## THE DATA
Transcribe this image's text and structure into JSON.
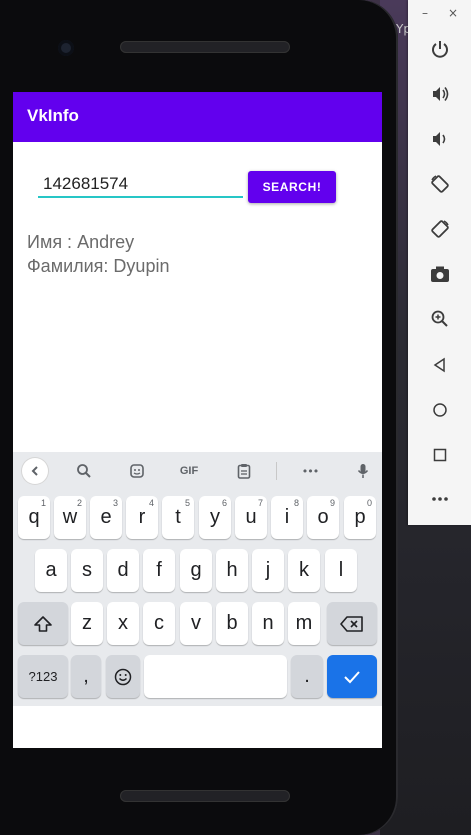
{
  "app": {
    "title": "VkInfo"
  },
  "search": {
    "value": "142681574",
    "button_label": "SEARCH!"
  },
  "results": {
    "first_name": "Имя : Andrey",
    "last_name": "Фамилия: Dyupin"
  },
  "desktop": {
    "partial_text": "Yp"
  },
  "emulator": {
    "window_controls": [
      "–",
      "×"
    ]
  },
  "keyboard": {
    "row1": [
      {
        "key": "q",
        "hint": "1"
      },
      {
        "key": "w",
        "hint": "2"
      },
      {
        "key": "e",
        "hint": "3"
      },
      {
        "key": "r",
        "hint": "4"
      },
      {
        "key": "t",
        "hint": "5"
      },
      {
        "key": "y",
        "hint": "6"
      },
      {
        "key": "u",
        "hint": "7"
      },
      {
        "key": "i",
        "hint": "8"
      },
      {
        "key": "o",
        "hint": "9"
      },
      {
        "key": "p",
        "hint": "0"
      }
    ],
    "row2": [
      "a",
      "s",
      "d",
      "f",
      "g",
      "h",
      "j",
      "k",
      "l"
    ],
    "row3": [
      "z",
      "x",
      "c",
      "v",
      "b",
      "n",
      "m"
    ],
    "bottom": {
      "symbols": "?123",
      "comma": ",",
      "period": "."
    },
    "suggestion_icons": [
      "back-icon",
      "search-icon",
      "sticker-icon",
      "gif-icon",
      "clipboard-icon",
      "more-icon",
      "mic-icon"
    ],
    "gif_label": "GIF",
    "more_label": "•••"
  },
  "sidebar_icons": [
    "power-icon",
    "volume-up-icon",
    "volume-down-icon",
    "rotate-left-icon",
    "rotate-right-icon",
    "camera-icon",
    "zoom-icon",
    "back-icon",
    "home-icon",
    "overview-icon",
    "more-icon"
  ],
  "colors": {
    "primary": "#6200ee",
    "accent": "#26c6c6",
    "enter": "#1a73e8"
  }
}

## WHAT THE TASK ASKS
Leave the pictures out, and print every line of the listing exactly as written.

## EXERCISE RESULT
Transcribe this image's text and structure into JSON.
{
  "app": {
    "title": "VkInfo"
  },
  "search": {
    "value": "142681574",
    "button_label": "SEARCH!"
  },
  "results": {
    "first_name": "Имя : Andrey",
    "last_name": "Фамилия: Dyupin"
  },
  "desktop": {
    "partial_text": "Yp"
  },
  "emulator": {
    "window_controls": [
      "–",
      "×"
    ]
  },
  "keyboard": {
    "row1": [
      {
        "key": "q",
        "hint": "1"
      },
      {
        "key": "w",
        "hint": "2"
      },
      {
        "key": "e",
        "hint": "3"
      },
      {
        "key": "r",
        "hint": "4"
      },
      {
        "key": "t",
        "hint": "5"
      },
      {
        "key": "y",
        "hint": "6"
      },
      {
        "key": "u",
        "hint": "7"
      },
      {
        "key": "i",
        "hint": "8"
      },
      {
        "key": "o",
        "hint": "9"
      },
      {
        "key": "p",
        "hint": "0"
      }
    ],
    "row2": [
      "a",
      "s",
      "d",
      "f",
      "g",
      "h",
      "j",
      "k",
      "l"
    ],
    "row3": [
      "z",
      "x",
      "c",
      "v",
      "b",
      "n",
      "m"
    ],
    "bottom": {
      "symbols": "?123",
      "comma": ",",
      "period": "."
    },
    "suggestion_icons": [
      "back-icon",
      "search-icon",
      "sticker-icon",
      "gif-icon",
      "clipboard-icon",
      "more-icon",
      "mic-icon"
    ],
    "gif_label": "GIF",
    "more_label": "•••"
  },
  "sidebar_icons": [
    "power-icon",
    "volume-up-icon",
    "volume-down-icon",
    "rotate-left-icon",
    "rotate-right-icon",
    "camera-icon",
    "zoom-icon",
    "back-icon",
    "home-icon",
    "overview-icon",
    "more-icon"
  ],
  "colors": {
    "primary": "#6200ee",
    "accent": "#26c6c6",
    "enter": "#1a73e8"
  }
}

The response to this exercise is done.